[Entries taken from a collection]
------------------------------

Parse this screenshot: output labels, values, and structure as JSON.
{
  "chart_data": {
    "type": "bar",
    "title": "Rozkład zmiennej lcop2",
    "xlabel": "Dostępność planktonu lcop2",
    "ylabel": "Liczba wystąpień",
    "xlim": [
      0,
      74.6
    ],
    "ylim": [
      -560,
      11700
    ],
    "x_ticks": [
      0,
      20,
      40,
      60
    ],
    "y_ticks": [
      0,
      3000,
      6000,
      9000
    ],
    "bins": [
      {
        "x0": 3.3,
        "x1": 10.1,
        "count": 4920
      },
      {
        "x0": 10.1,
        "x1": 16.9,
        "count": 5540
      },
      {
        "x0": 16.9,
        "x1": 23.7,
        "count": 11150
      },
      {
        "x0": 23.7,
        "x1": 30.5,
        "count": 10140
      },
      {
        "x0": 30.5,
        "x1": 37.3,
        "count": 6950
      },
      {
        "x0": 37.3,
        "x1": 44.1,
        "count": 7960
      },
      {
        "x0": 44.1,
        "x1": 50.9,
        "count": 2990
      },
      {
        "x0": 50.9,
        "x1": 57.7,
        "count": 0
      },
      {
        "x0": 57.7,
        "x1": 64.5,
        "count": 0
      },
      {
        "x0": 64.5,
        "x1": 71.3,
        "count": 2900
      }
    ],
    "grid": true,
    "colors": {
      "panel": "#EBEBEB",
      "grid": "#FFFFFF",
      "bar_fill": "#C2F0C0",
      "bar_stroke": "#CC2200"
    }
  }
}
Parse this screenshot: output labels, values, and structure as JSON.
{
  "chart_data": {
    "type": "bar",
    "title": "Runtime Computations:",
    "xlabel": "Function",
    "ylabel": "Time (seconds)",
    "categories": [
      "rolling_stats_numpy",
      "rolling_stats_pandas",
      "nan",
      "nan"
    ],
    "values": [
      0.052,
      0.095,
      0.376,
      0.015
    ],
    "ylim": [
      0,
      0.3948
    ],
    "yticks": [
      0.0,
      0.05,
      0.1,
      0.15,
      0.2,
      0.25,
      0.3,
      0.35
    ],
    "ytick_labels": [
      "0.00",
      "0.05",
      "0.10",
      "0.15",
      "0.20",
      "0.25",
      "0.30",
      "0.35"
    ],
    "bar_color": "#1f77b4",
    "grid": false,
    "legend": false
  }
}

------------------------------

**INSTRUCTIONS FOR THE TASK**
Every line of the records above needs to be given again exactly.

**RIGHT ANSWER**
Parse this screenshot: output labels, values, and structure as JSON.
{
  "chart_data": {
    "type": "bar",
    "title": "Rozkład zmiennej lcop2",
    "xlabel": "Dostępność planktonu lcop2",
    "ylabel": "Liczba wystąpień",
    "xlim": [
      0,
      74.6
    ],
    "ylim": [
      -560,
      11700
    ],
    "x_ticks": [
      0,
      20,
      40,
      60
    ],
    "y_ticks": [
      0,
      3000,
      6000,
      9000
    ],
    "bins": [
      {
        "x0": 3.3,
        "x1": 10.1,
        "count": 4920
      },
      {
        "x0": 10.1,
        "x1": 16.9,
        "count": 5540
      },
      {
        "x0": 16.9,
        "x1": 23.7,
        "count": 11150
      },
      {
        "x0": 23.7,
        "x1": 30.5,
        "count": 10140
      },
      {
        "x0": 30.5,
        "x1": 37.3,
        "count": 6950
      },
      {
        "x0": 37.3,
        "x1": 44.1,
        "count": 7960
      },
      {
        "x0": 44.1,
        "x1": 50.9,
        "count": 2990
      },
      {
        "x0": 50.9,
        "x1": 57.7,
        "count": 0
      },
      {
        "x0": 57.7,
        "x1": 64.5,
        "count": 0
      },
      {
        "x0": 64.5,
        "x1": 71.3,
        "count": 2900
      }
    ],
    "grid": true,
    "colors": {
      "panel": "#EBEBEB",
      "grid": "#FFFFFF",
      "bar_fill": "#C2F0C0",
      "bar_stroke": "#CC2200"
    }
  }
}
Parse this screenshot: output labels, values, and structure as JSON.
{
  "chart_data": {
    "type": "bar",
    "title": "Runtime Computations:",
    "xlabel": "Function",
    "ylabel": "Time (seconds)",
    "categories": [
      "rolling_stats_numpy",
      "rolling_stats_pandas",
      "nan",
      "nan"
    ],
    "values": [
      0.052,
      0.095,
      0.376,
      0.015
    ],
    "ylim": [
      0,
      0.3948
    ],
    "yticks": [
      0.0,
      0.05,
      0.1,
      0.15,
      0.2,
      0.25,
      0.3,
      0.35
    ],
    "ytick_labels": [
      "0.00",
      "0.05",
      "0.10",
      "0.15",
      "0.20",
      "0.25",
      "0.30",
      "0.35"
    ],
    "bar_color": "#1f77b4",
    "grid": false,
    "legend": false
  }
}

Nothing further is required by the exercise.